Copy every line in which the string "than" occurs.

MATERIAL TO PROCESS =

>>>>>

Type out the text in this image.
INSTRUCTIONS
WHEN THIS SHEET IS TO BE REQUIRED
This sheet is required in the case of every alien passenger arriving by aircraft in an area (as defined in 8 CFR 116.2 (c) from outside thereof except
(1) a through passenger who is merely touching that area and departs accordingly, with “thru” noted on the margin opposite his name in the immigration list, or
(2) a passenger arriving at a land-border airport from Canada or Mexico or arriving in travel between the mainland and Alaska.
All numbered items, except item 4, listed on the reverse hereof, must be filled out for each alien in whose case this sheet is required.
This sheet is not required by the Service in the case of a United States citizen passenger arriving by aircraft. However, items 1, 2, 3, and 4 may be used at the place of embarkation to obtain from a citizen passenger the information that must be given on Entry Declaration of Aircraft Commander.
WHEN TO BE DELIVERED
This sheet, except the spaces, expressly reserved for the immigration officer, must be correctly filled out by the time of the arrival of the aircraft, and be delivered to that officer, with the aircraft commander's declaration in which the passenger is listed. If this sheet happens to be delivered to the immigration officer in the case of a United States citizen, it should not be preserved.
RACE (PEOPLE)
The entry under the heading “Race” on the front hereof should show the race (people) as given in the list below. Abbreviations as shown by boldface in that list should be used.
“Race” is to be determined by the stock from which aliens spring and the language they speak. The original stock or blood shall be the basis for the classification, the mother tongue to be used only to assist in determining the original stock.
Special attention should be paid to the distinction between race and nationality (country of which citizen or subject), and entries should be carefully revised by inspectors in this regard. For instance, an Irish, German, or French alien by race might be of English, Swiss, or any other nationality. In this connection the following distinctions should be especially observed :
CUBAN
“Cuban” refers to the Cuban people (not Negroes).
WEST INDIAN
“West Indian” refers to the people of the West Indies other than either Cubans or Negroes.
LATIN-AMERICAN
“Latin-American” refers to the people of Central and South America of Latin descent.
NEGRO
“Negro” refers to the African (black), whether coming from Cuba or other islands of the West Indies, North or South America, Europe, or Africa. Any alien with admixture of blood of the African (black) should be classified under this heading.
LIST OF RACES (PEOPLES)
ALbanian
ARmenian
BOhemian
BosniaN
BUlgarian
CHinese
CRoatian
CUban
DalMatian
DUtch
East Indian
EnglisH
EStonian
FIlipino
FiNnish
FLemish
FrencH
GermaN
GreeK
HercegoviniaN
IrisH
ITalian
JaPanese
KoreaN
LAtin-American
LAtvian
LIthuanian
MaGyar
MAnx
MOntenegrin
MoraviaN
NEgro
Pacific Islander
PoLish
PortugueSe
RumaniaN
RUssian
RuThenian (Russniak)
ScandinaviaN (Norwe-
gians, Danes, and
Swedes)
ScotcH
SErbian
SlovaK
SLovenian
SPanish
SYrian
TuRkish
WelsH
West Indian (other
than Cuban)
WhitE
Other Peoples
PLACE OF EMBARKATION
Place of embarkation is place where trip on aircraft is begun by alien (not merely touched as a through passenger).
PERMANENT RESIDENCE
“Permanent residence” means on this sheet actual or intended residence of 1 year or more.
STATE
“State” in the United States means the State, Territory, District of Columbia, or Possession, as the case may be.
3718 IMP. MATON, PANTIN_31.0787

<<<<<

THE ANSWER =
“West Indian” refers to the people of the West Indies other than either Cubans or Negroes.
than Cuban)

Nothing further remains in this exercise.